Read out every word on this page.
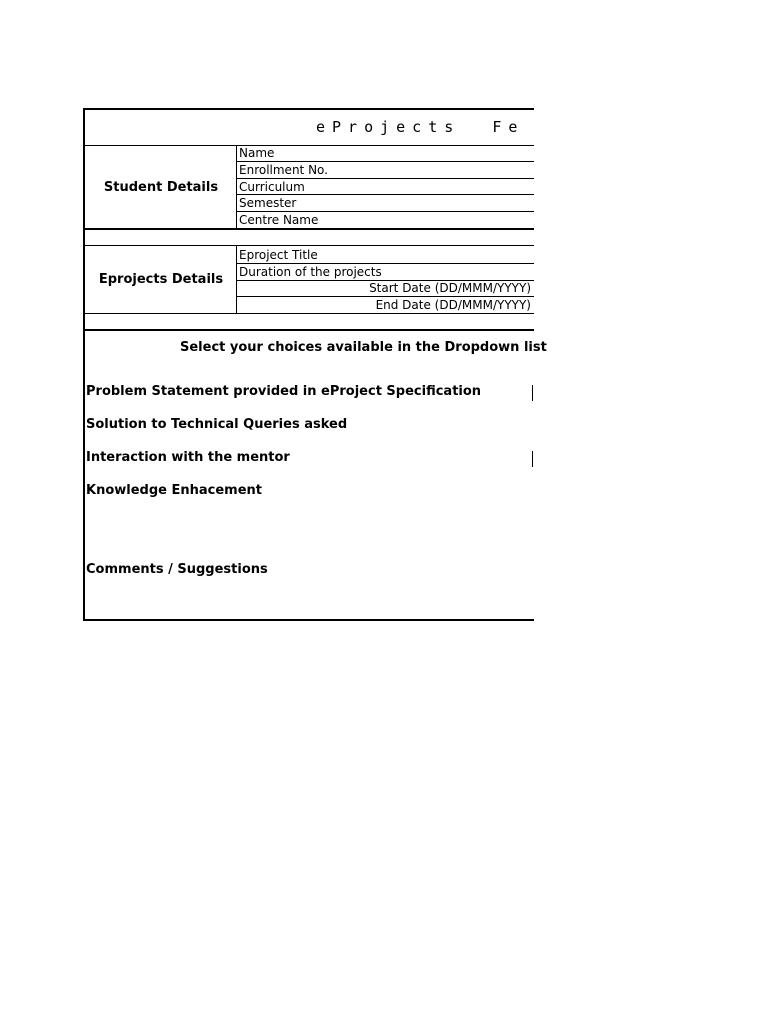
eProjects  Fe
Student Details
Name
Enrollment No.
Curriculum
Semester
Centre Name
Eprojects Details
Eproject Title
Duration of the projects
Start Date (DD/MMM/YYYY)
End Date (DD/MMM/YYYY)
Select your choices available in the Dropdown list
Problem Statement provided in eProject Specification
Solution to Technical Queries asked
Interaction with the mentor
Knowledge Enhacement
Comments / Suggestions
-----
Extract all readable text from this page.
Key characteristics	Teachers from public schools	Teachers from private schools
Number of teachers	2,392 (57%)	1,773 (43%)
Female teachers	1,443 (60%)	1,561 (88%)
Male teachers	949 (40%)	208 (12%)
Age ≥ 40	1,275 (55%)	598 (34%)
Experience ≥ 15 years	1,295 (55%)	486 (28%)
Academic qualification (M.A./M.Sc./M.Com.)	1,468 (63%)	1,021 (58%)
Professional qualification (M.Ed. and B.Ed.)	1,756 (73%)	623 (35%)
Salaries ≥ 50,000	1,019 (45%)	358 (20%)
-----
What is required:
Using the material above, gather every line that includes "Date".

Task answer:
Start Date (DD/MMM/YYYY)
End Date (DD/MMM/YYYY)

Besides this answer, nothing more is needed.